◆ **EXERCISE DATA**:

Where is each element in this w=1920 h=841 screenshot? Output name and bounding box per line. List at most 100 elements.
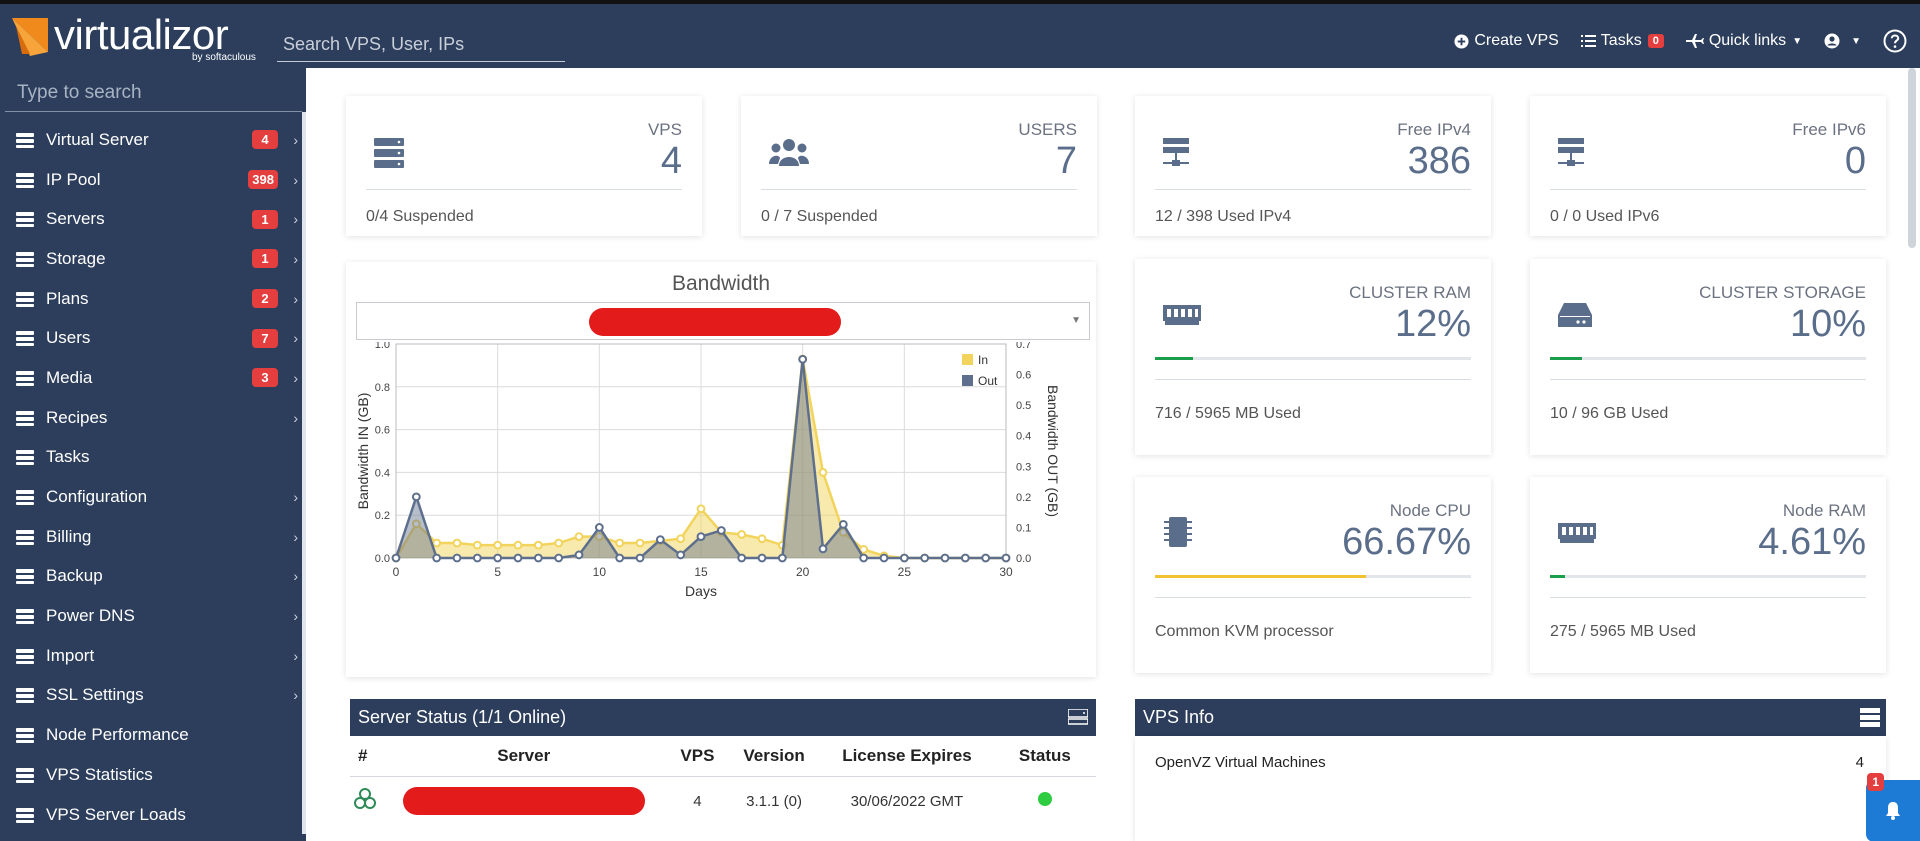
y2-tick-label: 0.4 xyxy=(1016,431,1031,443)
sidebar-item-vps-statistics[interactable]: VPS Statistics xyxy=(0,755,302,795)
user-menu-dropdown[interactable]: ▼ xyxy=(1824,33,1861,49)
logo-text: virtualizor xyxy=(54,11,229,58)
cpu-icon xyxy=(1164,517,1192,547)
ipv6-stat-sub: 0 / 0 Used IPv6 xyxy=(1550,208,1660,225)
sidebar-item-ssl-settings[interactable]: SSL Settings › xyxy=(0,676,302,716)
cluster-ram-card[interactable]: CLUSTER RAM 12% 716 / 5965 MB Used xyxy=(1135,259,1491,455)
series-in-point xyxy=(859,545,869,554)
y2-tick-label: 0.0 xyxy=(1016,553,1031,565)
ipv6-stat-card[interactable]: Free IPv6 0 0 / 0 Used IPv6 xyxy=(1530,96,1886,236)
billing-icon xyxy=(14,526,36,548)
sidebar-item-power-dns[interactable]: Power DNS › xyxy=(0,596,302,636)
server-name-cell[interactable] xyxy=(380,775,667,826)
sidebar-item-label: Media xyxy=(46,367,93,387)
series-out-point xyxy=(859,553,869,563)
sidebar-item-servers[interactable]: Servers 1 › xyxy=(0,199,302,239)
users-stat-value: 7 xyxy=(1055,140,1077,182)
series-out-point xyxy=(452,553,462,563)
series-in-point xyxy=(757,534,767,544)
sidebar-item-billing[interactable]: Billing › xyxy=(0,517,302,557)
vps-stat-card[interactable]: VPS 4 0/4 Suspended xyxy=(346,96,702,236)
top-search-input[interactable] xyxy=(277,28,565,61)
series-out-point xyxy=(798,354,808,364)
sidebar-item-node-performance[interactable]: Node Performance xyxy=(0,715,302,755)
sidebar-item-virtual-server[interactable]: Virtual Server 4 › xyxy=(0,120,302,160)
col-server: Server xyxy=(497,745,551,765)
sidebar-item-label: VPS Server Loads xyxy=(46,804,186,824)
server-stack-icon[interactable] xyxy=(1860,708,1880,728)
sidebar-scrollbar[interactable] xyxy=(302,112,306,834)
ipv4-stat-card[interactable]: Free IPv4 386 12 / 398 Used IPv4 xyxy=(1135,96,1491,236)
sidebar-item-users[interactable]: Users 7 › xyxy=(0,318,302,358)
series-out-point xyxy=(757,553,767,563)
memory-icon xyxy=(1163,305,1201,325)
vps-info-body: OpenVZ Virtual Machines 4 xyxy=(1135,736,1886,841)
sidebar-item-plans[interactable]: Plans 2 › xyxy=(0,279,302,319)
users-stat-card[interactable]: USERS 7 0 / 7 Suspended xyxy=(741,96,1097,236)
server-icon[interactable] xyxy=(1068,709,1088,727)
node-cpu-card[interactable]: Node CPU 66.67% Common KVM processor xyxy=(1135,477,1491,673)
sidebar-search-input[interactable] xyxy=(5,74,302,111)
main-scrollbar[interactable] xyxy=(1908,68,1916,248)
logo[interactable]: virtualizor xyxy=(12,11,229,58)
y2-axis-label: Bandwidth OUT (GB) xyxy=(1045,385,1061,517)
y-tick-label: 1.0 xyxy=(375,342,390,351)
y2-tick-label: 0.2 xyxy=(1016,492,1031,504)
cluster-ram-value: 12% xyxy=(1394,303,1471,345)
tasks-button[interactable]: Tasks 0 xyxy=(1580,32,1664,50)
chevron-right-icon: › xyxy=(293,171,298,188)
sidebar-item-tasks[interactable]: Tasks xyxy=(0,438,302,478)
sidebar-item-recipes[interactable]: Recipes › xyxy=(0,398,302,438)
series-in-point xyxy=(676,534,686,544)
notification-button[interactable] xyxy=(1866,780,1920,841)
legend-entry: In xyxy=(978,353,988,367)
chevron-right-icon: › xyxy=(293,687,298,704)
series-out-point xyxy=(716,526,726,535)
cluster-storage-card[interactable]: CLUSTER STORAGE 10% 10 / 96 GB Used xyxy=(1530,259,1886,455)
series-out-point xyxy=(594,523,604,532)
help-button[interactable] xyxy=(1883,29,1912,53)
server-license-cell: 30/06/2022 GMT xyxy=(820,775,994,826)
node-ram-sub: 275 / 5965 MB Used xyxy=(1550,623,1696,640)
wrench-icon xyxy=(14,486,36,508)
vps-info-row-label: OpenVZ Virtual Machines xyxy=(1155,754,1326,771)
bell-icon xyxy=(1886,802,1900,820)
server-select-dropdown[interactable]: ▼ xyxy=(356,302,1090,340)
server-type-icon xyxy=(350,775,381,826)
sidebar-item-storage[interactable]: Storage 1 › xyxy=(0,239,302,279)
series-in-point xyxy=(533,540,543,550)
series-in-point xyxy=(554,538,564,548)
sidebar-search xyxy=(5,74,302,112)
series-out-point xyxy=(655,535,665,545)
sidebar-item-ip-pool[interactable]: IP Pool 398 › xyxy=(0,160,302,200)
series-out-point xyxy=(696,532,706,542)
series-in-point xyxy=(818,467,828,477)
node-ram-card[interactable]: Node RAM 4.61% 275 / 5965 MB Used xyxy=(1530,477,1886,673)
series-out-point xyxy=(960,553,970,563)
chevron-right-icon: › xyxy=(293,568,298,585)
quick-links-dropdown[interactable]: Quick links ▼ xyxy=(1685,32,1802,50)
cluster-ram-label: CLUSTER RAM xyxy=(1349,283,1471,302)
memory-icon xyxy=(1558,523,1596,543)
count-badge: 398 xyxy=(248,170,278,190)
chevron-right-icon: › xyxy=(293,330,298,347)
create-vps-button[interactable]: Create VPS xyxy=(1454,32,1559,50)
table-header-row: # Server VPS Version License Expires Sta… xyxy=(350,736,1096,776)
sidebar-item-vps-server-loads[interactable]: VPS Server Loads xyxy=(0,795,302,835)
sidebar-item-backup[interactable]: Backup › xyxy=(0,557,302,597)
network-icon xyxy=(1163,138,1189,166)
series-in-point xyxy=(615,538,625,548)
sidebar-item-label: Configuration xyxy=(46,487,148,507)
chevron-right-icon: › xyxy=(293,211,298,228)
cluster-storage-label: CLUSTER STORAGE xyxy=(1699,283,1866,302)
sidebar-item-label: Import xyxy=(46,645,95,665)
sidebar-item-media[interactable]: Media 3 › xyxy=(0,358,302,398)
status-online-dot xyxy=(1037,792,1052,807)
sidebar-item-import[interactable]: Import › xyxy=(0,636,302,676)
sidebar-item-configuration[interactable]: Configuration › xyxy=(0,477,302,517)
series-out-point xyxy=(493,553,503,563)
table-row[interactable]: 4 3.1.1 (0) 30/06/2022 GMT xyxy=(350,775,1096,826)
vps-stat-label: VPS xyxy=(647,120,682,139)
server-status-header: Server Status (1/1 Online) xyxy=(350,699,1096,736)
series-in-point xyxy=(737,530,747,539)
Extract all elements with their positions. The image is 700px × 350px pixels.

◆ **EXERCISE REQUIREMENTS**: Copy all the rows above word for word, leaving out the pictures.

◆ **FULL ANSWER**:
Where is each element in this w=1920 h=841 screenshot? Output name and bounding box per line. List at most 100 elements.
y2-tick-label: 0.4 xyxy=(1016,431,1031,443)
sidebar-item-vps-statistics[interactable]: VPS Statistics xyxy=(0,755,302,795)
user-menu-dropdown[interactable]: ▼ xyxy=(1824,33,1861,49)
logo-text: virtualizor xyxy=(54,11,229,58)
cpu-icon xyxy=(1164,517,1192,547)
ipv6-stat-sub: 0 / 0 Used IPv6 xyxy=(1550,208,1660,225)
sidebar-item-ssl-settings[interactable]: SSL Settings › xyxy=(0,676,302,716)
cluster-ram-card[interactable]: CLUSTER RAM 12% 716 / 5965 MB Used xyxy=(1135,259,1491,455)
series-in-point xyxy=(859,545,869,554)
y2-tick-label: 0.0 xyxy=(1016,553,1031,565)
ipv6-stat-card[interactable]: Free IPv6 0 0 / 0 Used IPv6 xyxy=(1530,96,1886,236)
billing-icon xyxy=(14,526,36,548)
sidebar-item-power-dns[interactable]: Power DNS › xyxy=(0,596,302,636)
server-name-cell[interactable] xyxy=(380,775,667,826)
sidebar-item-label: Media xyxy=(46,367,93,387)
series-out-point xyxy=(859,553,869,563)
sidebar-item-servers[interactable]: Servers 1 › xyxy=(0,199,302,239)
users-stat-value: 7 xyxy=(1055,140,1077,182)
series-out-point xyxy=(452,553,462,563)
series-in-point xyxy=(757,534,767,544)
sidebar-item-billing[interactable]: Billing › xyxy=(0,517,302,557)
vps-stat-card[interactable]: VPS 4 0/4 Suspended xyxy=(346,96,702,236)
top-search-input[interactable] xyxy=(277,28,565,61)
series-out-point xyxy=(798,354,808,364)
sidebar-item-node-performance[interactable]: Node Performance xyxy=(0,715,302,755)
sidebar-item-virtual-server[interactable]: Virtual Server 4 › xyxy=(0,120,302,160)
col-server: Server xyxy=(497,745,551,765)
sidebar-item-label: VPS Server Loads xyxy=(46,804,186,824)
server-stack-icon[interactable] xyxy=(1860,708,1880,728)
sidebar-scrollbar[interactable] xyxy=(302,112,306,834)
ipv4-stat-card[interactable]: Free IPv4 386 12 / 398 Used IPv4 xyxy=(1135,96,1491,236)
sidebar-item-users[interactable]: Users 7 › xyxy=(0,318,302,358)
series-out-point xyxy=(757,553,767,563)
memory-icon xyxy=(1163,305,1201,325)
vps-info-body: OpenVZ Virtual Machines 4 xyxy=(1135,736,1886,841)
sidebar-item-plans[interactable]: Plans 2 › xyxy=(0,279,302,319)
users-stat-card[interactable]: USERS 7 0 / 7 Suspended xyxy=(741,96,1097,236)
server-icon[interactable] xyxy=(1068,709,1088,727)
node-cpu-card[interactable]: Node CPU 66.67% Common KVM processor xyxy=(1135,477,1491,673)
sidebar-search-input[interactable] xyxy=(5,74,302,111)
main-scrollbar[interactable] xyxy=(1908,68,1916,248)
logo[interactable]: virtualizor xyxy=(12,11,229,58)
y2-axis-label: Bandwidth OUT (GB) xyxy=(1045,385,1061,517)
y-tick-label: 1.0 xyxy=(375,342,390,351)
y2-tick-label: 0.2 xyxy=(1016,492,1031,504)
cluster-ram-value: 12% xyxy=(1394,303,1471,345)
tasks-button[interactable]: Tasks 0 xyxy=(1580,32,1664,50)
chevron-right-icon: › xyxy=(293,171,298,188)
sidebar-item-tasks[interactable]: Tasks xyxy=(0,438,302,478)
sidebar-item-recipes[interactable]: Recipes › xyxy=(0,398,302,438)
series-in-point xyxy=(676,534,686,544)
notification-button[interactable] xyxy=(1866,780,1920,841)
legend-entry: In xyxy=(978,353,988,367)
chevron-right-icon: › xyxy=(293,687,298,704)
series-out-point xyxy=(716,526,726,535)
cluster-storage-card[interactable]: CLUSTER STORAGE 10% 10 / 96 GB Used xyxy=(1530,259,1886,455)
series-out-point xyxy=(594,523,604,532)
help-button[interactable] xyxy=(1883,29,1912,53)
server-license-cell: 30/06/2022 GMT xyxy=(820,775,994,826)
node-ram-sub: 275 / 5965 MB Used xyxy=(1550,623,1696,640)
wrench-icon xyxy=(14,486,36,508)
vps-info-row-label: OpenVZ Virtual Machines xyxy=(1155,754,1326,771)
bell-icon xyxy=(1886,802,1900,820)
server-select-dropdown[interactable]: ▼ xyxy=(356,302,1090,340)
server-type-icon xyxy=(350,775,381,826)
sidebar-item-storage[interactable]: Storage 1 › xyxy=(0,239,302,279)
series-in-point xyxy=(533,540,543,550)
series-in-point xyxy=(554,538,564,548)
sidebar-search xyxy=(5,74,302,112)
series-out-point xyxy=(655,535,665,545)
sidebar-item-ip-pool[interactable]: IP Pool 398 › xyxy=(0,160,302,200)
series-out-point xyxy=(696,532,706,542)
series-in-point xyxy=(818,467,828,477)
node-ram-card[interactable]: Node RAM 4.61% 275 / 5965 MB Used xyxy=(1530,477,1886,673)
series-out-point xyxy=(960,553,970,563)
chevron-right-icon: › xyxy=(293,568,298,585)
quick-links-dropdown[interactable]: Quick links ▼ xyxy=(1685,32,1802,50)
cluster-ram-label: CLUSTER RAM xyxy=(1349,283,1471,302)
memory-icon xyxy=(1558,523,1596,543)
count-badge: 398 xyxy=(248,170,278,190)
chevron-right-icon: › xyxy=(293,330,298,347)
create-vps-button[interactable]: Create VPS xyxy=(1454,32,1559,50)
table-header-row: # Server VPS Version License Expires Sta… xyxy=(350,736,1096,776)
sidebar-item-vps-server-loads[interactable]: VPS Server Loads xyxy=(0,795,302,835)
sidebar-item-backup[interactable]: Backup › xyxy=(0,557,302,597)
network-icon xyxy=(1163,138,1189,166)
series-in-point xyxy=(615,538,625,548)
sidebar-item-label: Configuration xyxy=(46,487,148,507)
chevron-right-icon: › xyxy=(293,211,298,228)
cluster-storage-label: CLUSTER STORAGE xyxy=(1699,283,1866,302)
sidebar-item-label: Import xyxy=(46,645,95,665)
sidebar-item-media[interactable]: Media 3 › xyxy=(0,358,302,398)
status-online-dot xyxy=(1037,792,1052,807)
sidebar-item-import[interactable]: Import › xyxy=(0,636,302,676)
sidebar-item-configuration[interactable]: Configuration › xyxy=(0,477,302,517)
series-out-point xyxy=(493,553,503,563)
table-row[interactable]: 4 3.1.1 (0) 30/06/2022 GMT xyxy=(350,775,1096,826)
vps-stat-label: VPS xyxy=(647,120,682,139)
server-status-header: Server Status (1/1 Online) xyxy=(350,699,1096,736)
series-in-point xyxy=(737,530,747,539)
Extract all elements with their positions. The image is 700px × 350px pixels.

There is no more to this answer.